> WORK TO DO:
Locate and copy each line in the data that contains the word "JSON".

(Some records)
- - -

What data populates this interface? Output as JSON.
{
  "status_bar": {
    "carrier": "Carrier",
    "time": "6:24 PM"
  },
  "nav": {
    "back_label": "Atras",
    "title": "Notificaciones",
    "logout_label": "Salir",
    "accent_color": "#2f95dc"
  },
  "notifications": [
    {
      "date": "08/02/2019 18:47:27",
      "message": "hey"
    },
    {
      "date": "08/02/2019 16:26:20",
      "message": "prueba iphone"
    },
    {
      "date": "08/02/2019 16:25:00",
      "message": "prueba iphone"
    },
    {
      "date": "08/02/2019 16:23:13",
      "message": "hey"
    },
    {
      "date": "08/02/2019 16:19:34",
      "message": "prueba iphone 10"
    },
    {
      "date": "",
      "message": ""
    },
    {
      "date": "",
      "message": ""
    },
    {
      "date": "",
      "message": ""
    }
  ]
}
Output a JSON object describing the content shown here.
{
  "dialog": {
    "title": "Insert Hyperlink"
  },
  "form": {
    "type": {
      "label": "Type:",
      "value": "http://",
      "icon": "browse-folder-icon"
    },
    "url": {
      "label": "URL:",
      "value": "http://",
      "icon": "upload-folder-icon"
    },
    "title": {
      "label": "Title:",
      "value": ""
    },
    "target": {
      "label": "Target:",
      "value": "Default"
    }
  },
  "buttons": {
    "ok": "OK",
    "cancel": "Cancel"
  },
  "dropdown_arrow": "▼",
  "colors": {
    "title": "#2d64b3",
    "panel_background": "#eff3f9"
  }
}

- - -

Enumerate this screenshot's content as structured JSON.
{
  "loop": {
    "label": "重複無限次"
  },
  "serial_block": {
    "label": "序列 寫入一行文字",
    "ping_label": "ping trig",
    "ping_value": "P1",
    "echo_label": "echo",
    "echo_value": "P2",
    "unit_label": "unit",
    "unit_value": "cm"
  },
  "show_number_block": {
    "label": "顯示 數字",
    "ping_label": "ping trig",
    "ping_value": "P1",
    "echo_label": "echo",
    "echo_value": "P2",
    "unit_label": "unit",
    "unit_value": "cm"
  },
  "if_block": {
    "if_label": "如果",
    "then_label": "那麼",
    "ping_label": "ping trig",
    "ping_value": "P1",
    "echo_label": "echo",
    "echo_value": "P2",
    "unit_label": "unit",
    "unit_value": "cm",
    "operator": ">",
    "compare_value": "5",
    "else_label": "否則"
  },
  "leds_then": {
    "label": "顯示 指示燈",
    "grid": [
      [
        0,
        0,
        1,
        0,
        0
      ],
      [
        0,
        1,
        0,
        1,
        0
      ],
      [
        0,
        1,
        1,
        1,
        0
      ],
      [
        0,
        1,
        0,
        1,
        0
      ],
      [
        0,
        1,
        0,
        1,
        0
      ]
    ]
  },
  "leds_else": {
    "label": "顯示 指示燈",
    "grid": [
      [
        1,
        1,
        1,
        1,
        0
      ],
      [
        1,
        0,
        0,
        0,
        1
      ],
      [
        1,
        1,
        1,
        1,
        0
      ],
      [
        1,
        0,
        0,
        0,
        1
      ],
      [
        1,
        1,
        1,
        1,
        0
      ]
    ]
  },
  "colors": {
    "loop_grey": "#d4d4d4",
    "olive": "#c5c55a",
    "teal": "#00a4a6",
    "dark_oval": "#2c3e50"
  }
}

- - -

> CORRECT RESULT:
What data populates this interface? Output as JSON.
Output a JSON object describing the content shown here.
Enumerate this screenshot's content as structured JSON.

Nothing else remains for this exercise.